BRIEF. Find the lines of data that contain the string "this", then list them.

Dataset records.
○ ○ ○ ○
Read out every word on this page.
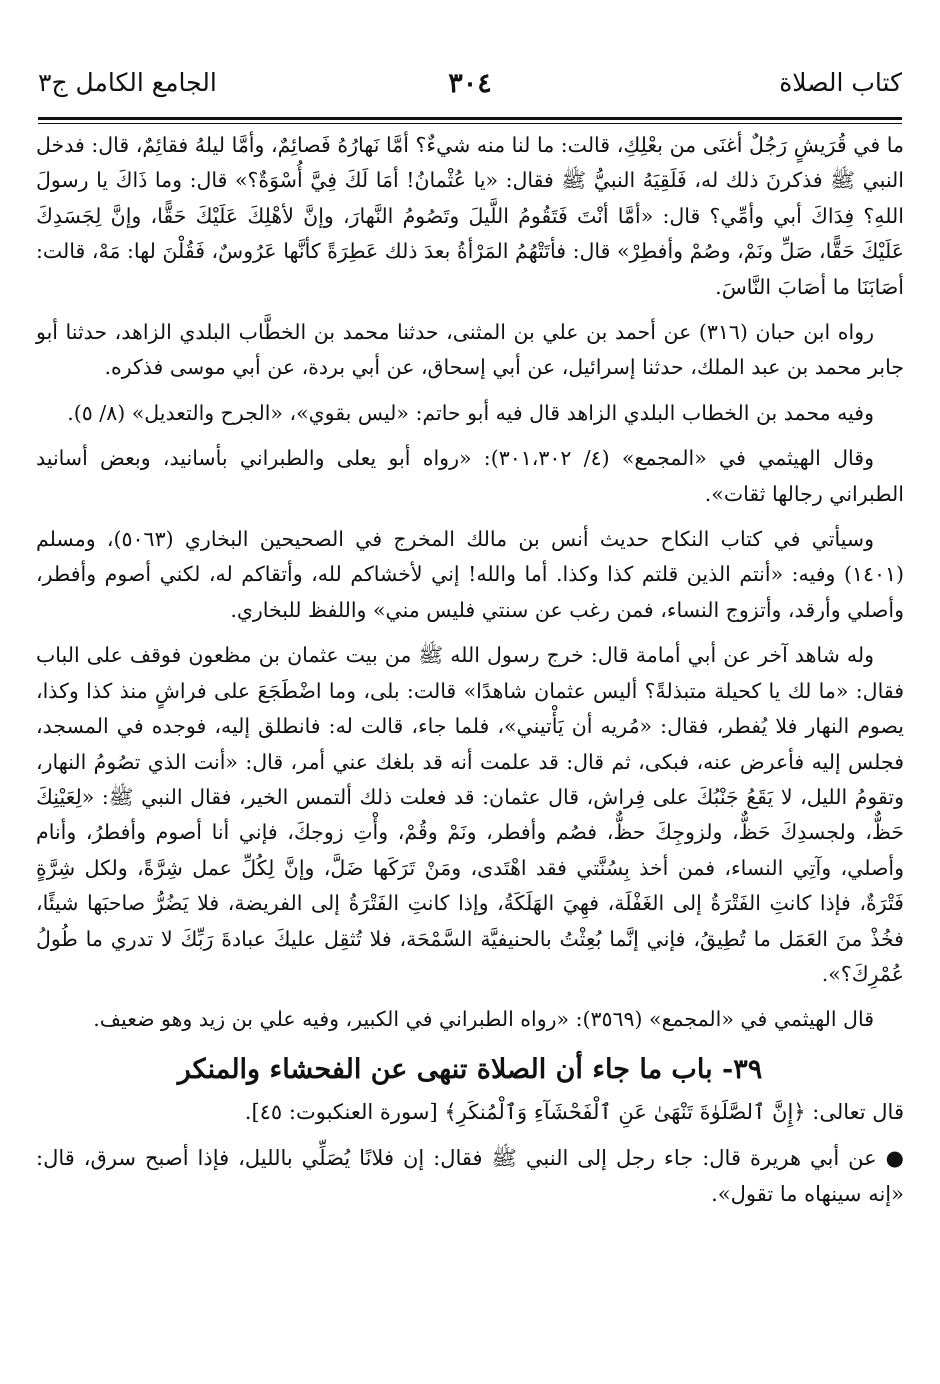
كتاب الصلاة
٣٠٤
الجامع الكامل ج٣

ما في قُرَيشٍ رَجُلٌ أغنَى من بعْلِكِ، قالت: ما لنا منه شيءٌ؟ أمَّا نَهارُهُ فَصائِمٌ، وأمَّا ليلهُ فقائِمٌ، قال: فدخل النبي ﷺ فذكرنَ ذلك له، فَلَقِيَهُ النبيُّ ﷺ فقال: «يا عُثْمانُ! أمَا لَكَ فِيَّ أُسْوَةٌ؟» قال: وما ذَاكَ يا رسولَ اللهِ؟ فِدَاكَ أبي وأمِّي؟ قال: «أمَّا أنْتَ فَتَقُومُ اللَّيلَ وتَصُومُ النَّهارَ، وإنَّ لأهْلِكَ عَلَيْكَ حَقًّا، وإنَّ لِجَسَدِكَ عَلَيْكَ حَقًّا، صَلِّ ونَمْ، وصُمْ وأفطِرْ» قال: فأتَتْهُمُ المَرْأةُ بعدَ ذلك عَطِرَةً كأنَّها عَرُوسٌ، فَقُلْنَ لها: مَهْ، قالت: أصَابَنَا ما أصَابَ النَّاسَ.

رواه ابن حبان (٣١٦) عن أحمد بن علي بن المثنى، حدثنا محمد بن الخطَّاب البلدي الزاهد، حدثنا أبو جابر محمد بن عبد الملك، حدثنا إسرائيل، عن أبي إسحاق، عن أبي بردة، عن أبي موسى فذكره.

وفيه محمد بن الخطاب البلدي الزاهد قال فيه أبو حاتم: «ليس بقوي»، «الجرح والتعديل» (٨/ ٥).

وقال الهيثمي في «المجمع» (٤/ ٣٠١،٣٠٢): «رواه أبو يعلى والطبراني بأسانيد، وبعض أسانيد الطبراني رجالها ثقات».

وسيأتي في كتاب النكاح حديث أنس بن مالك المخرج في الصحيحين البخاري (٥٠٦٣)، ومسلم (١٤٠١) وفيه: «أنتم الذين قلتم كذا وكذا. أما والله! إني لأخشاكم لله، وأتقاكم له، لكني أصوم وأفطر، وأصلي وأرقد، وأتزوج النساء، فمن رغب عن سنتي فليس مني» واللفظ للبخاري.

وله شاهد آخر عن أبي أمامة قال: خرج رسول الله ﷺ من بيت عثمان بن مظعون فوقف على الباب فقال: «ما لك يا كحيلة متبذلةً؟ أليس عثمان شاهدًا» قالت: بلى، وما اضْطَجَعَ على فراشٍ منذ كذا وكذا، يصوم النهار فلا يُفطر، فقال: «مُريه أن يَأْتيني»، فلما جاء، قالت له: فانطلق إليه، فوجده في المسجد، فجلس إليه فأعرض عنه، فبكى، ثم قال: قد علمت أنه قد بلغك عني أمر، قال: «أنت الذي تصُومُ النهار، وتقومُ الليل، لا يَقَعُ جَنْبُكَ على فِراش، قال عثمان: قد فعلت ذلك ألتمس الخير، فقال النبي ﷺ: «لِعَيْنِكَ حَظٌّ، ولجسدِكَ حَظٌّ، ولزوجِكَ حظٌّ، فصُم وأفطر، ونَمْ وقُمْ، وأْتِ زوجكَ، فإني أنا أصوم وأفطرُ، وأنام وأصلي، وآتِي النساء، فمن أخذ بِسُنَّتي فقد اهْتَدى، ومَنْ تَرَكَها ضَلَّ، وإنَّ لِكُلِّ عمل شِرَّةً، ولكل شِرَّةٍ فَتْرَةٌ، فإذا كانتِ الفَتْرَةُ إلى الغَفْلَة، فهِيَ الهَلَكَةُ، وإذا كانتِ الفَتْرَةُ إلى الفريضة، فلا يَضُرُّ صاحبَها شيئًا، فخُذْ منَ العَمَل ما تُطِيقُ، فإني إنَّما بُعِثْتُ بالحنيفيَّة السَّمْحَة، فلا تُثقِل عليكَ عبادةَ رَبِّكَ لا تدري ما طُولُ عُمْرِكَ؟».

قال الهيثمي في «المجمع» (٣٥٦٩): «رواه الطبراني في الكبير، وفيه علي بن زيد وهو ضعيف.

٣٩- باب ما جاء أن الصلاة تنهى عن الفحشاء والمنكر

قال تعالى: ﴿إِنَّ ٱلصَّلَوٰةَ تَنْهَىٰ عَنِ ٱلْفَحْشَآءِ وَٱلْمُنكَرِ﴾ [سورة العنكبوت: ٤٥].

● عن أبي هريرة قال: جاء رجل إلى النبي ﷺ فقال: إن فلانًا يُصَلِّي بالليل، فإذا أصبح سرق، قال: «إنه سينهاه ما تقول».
○ ○ ○ ○
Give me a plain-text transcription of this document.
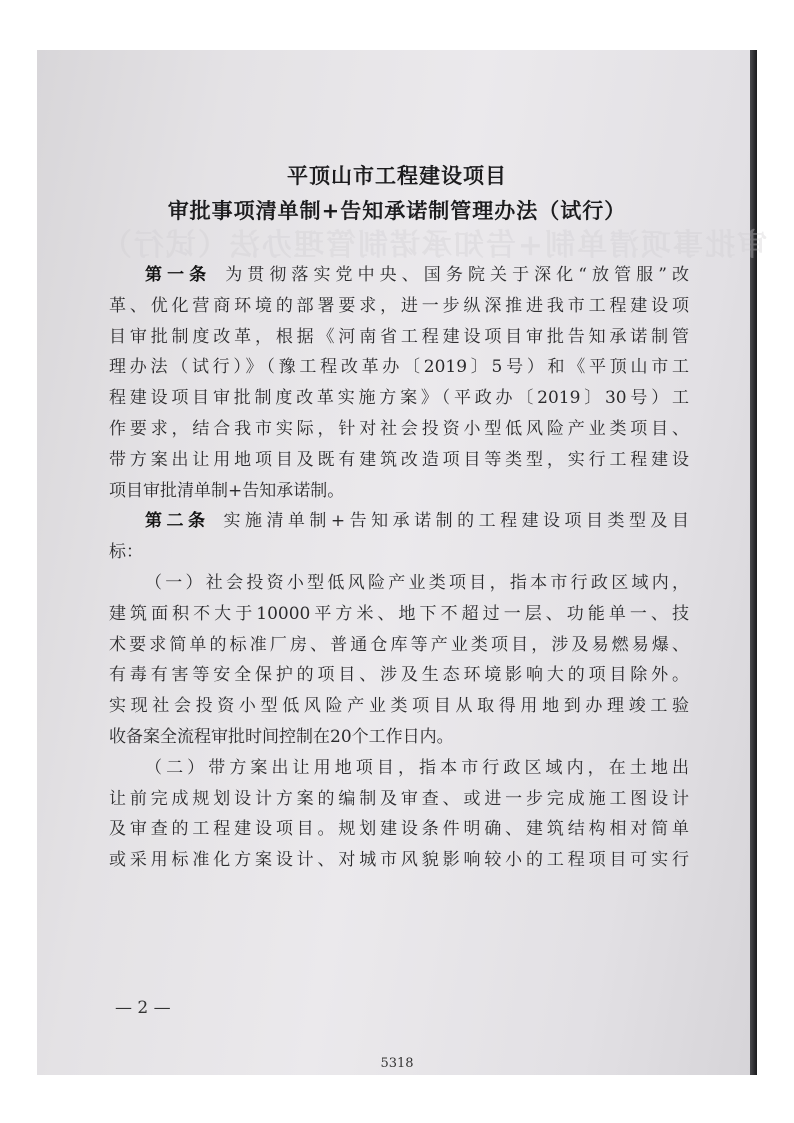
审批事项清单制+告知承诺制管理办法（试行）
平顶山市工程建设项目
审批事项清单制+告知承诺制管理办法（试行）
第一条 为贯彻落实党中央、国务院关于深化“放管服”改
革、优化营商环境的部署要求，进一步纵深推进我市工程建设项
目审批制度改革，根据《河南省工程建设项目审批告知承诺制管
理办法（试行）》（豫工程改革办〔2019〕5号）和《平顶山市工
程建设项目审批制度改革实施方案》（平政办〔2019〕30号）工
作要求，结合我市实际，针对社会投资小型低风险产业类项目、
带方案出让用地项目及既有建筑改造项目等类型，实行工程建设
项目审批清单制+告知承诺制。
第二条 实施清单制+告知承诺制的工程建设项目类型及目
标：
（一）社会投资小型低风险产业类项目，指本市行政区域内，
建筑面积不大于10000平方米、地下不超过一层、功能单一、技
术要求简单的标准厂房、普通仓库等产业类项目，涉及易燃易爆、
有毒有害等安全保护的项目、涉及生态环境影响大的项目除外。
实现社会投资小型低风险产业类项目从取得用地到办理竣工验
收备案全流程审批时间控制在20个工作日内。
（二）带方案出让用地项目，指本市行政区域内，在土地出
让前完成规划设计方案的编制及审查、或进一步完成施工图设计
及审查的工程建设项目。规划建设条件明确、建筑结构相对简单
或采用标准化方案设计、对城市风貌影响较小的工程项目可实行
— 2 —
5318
○ ○ ○ ○
ANSWER TO THE EXERCISE.
Read out every word on this page.
Give me a plain-text transcription of this document.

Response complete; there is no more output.